START

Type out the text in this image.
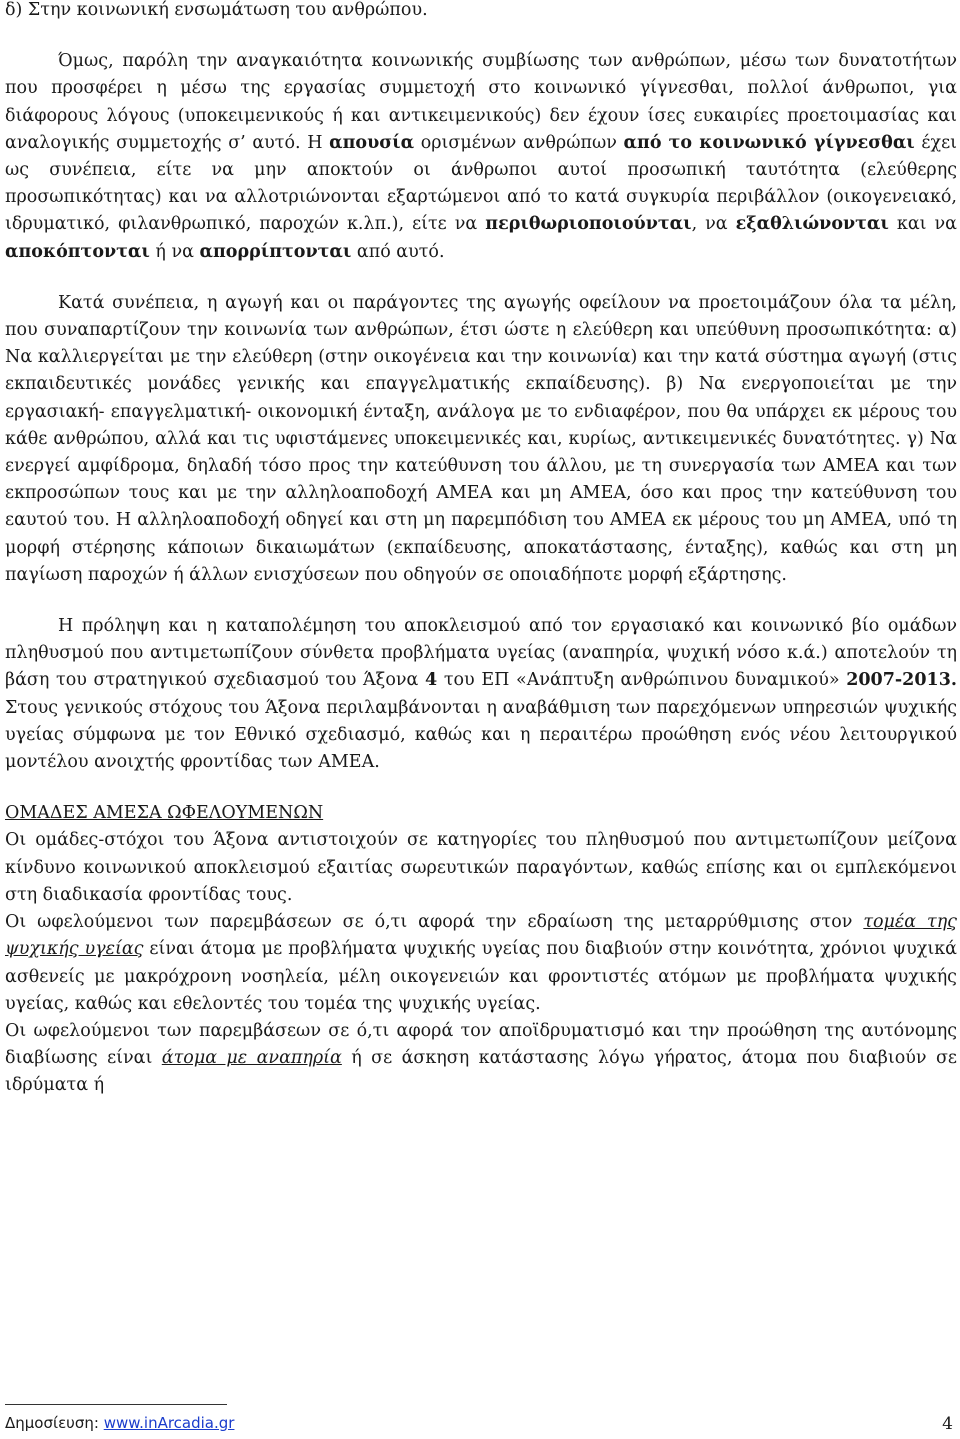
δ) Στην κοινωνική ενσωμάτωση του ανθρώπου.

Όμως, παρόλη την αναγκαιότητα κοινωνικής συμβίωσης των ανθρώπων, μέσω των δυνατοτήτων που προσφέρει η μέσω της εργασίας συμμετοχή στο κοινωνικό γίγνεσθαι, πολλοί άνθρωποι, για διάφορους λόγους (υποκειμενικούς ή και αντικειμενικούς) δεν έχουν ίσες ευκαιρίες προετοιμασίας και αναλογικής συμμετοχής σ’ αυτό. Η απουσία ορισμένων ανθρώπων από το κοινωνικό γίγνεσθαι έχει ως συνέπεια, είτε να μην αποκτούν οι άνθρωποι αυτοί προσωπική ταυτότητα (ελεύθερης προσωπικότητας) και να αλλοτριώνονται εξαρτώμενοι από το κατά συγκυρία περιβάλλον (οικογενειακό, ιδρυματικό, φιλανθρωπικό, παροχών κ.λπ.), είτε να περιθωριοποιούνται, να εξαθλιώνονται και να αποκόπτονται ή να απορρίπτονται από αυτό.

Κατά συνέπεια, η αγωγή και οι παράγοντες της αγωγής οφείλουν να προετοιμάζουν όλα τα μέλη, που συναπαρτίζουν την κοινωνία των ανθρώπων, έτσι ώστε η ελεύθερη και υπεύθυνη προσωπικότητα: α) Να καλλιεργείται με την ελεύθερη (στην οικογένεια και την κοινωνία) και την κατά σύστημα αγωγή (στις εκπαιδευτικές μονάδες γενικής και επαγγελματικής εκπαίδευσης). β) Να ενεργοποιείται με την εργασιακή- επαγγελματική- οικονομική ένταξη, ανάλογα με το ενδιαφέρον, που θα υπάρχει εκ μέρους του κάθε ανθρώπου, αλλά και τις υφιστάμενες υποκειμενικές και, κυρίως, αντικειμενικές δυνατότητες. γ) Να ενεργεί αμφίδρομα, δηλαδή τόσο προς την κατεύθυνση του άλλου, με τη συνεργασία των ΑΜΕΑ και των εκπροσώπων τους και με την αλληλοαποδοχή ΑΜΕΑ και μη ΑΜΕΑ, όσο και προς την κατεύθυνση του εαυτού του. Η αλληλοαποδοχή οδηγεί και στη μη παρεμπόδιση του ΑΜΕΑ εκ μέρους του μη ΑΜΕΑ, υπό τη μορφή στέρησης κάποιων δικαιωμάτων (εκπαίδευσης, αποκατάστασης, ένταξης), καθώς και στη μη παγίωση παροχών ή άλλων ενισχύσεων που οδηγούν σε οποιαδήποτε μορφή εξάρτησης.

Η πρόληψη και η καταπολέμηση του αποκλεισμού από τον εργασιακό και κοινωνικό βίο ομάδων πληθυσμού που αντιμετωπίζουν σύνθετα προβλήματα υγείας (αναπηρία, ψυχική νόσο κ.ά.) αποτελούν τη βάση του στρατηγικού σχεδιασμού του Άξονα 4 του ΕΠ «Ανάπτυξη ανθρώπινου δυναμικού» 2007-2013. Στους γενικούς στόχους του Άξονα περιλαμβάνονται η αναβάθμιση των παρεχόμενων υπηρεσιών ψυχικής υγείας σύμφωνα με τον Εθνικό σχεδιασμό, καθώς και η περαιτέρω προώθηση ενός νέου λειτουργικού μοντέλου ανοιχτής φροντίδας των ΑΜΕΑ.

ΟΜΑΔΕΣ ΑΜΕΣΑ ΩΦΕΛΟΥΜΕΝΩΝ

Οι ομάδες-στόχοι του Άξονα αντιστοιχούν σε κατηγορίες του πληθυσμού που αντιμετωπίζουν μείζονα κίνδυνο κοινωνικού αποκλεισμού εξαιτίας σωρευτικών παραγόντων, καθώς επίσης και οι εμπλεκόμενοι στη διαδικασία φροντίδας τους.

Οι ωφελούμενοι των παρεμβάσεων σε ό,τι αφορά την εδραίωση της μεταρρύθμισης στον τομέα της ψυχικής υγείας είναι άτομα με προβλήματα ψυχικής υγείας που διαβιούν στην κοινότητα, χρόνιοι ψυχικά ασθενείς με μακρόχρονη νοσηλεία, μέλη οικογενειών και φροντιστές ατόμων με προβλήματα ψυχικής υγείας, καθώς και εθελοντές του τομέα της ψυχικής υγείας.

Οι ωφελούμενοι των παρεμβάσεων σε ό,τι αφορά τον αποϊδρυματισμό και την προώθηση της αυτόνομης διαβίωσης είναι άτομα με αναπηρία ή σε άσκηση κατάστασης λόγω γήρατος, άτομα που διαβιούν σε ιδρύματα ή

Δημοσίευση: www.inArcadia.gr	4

END
START

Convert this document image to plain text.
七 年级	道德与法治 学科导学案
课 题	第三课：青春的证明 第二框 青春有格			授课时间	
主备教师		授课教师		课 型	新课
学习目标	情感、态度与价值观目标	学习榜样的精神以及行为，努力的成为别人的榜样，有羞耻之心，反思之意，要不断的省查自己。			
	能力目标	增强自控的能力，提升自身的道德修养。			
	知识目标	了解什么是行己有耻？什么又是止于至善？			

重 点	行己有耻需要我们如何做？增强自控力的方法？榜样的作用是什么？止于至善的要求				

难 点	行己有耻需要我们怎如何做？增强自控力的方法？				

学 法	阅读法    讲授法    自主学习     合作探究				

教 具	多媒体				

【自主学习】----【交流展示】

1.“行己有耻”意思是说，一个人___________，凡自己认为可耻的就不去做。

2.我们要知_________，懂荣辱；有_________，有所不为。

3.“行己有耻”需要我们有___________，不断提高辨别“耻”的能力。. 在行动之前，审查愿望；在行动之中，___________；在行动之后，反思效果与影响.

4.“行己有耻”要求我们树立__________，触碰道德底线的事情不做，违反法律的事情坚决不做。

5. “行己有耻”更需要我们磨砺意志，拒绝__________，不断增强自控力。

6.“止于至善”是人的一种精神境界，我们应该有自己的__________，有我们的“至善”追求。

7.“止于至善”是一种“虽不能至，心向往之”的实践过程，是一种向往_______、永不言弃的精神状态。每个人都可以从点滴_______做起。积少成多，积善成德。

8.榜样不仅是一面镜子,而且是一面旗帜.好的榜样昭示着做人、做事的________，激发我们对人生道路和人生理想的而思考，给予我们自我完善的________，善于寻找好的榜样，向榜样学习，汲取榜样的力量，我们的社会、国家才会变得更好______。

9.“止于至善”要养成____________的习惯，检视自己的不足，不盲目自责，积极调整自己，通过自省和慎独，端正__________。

END
START

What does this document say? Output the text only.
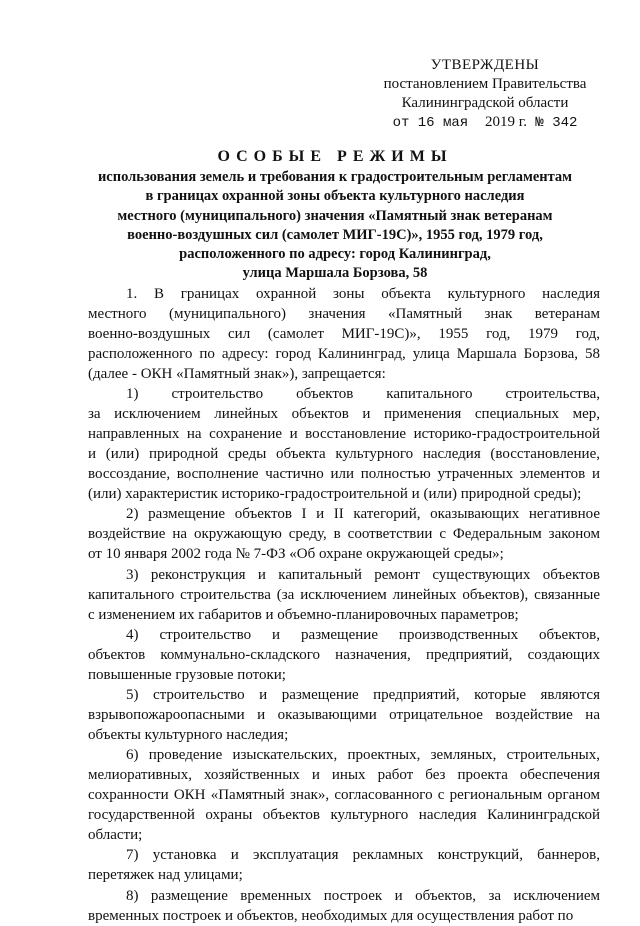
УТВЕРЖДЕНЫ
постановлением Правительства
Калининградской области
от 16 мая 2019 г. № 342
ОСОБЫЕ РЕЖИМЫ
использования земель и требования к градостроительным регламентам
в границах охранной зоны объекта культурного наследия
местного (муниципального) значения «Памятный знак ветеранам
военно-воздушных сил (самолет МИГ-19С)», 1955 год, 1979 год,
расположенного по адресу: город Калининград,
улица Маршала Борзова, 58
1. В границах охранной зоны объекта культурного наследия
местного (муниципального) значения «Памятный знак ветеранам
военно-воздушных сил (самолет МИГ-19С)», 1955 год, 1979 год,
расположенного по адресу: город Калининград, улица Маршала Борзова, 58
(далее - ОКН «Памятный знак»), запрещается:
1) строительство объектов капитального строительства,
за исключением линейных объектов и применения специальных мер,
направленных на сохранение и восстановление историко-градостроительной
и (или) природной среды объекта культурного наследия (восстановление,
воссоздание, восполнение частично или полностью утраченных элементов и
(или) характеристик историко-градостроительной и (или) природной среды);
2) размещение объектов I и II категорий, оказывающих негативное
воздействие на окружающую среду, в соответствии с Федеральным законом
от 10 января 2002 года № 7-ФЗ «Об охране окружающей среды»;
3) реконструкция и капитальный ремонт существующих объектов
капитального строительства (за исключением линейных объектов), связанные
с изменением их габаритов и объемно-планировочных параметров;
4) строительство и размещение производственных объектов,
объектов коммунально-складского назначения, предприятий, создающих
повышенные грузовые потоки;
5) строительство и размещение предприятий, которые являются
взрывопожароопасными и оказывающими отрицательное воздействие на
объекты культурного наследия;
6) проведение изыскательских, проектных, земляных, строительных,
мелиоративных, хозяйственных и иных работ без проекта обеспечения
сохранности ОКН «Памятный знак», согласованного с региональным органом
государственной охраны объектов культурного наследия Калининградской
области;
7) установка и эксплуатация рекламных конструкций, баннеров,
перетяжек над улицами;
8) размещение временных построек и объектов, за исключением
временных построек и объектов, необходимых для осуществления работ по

END

Requirement: Check each line of the entries above for the word "this". List the ones that have it.

Completed task:
Type out the text in this image.
Convert this document image to plain text.
What does this document say? Output the text only.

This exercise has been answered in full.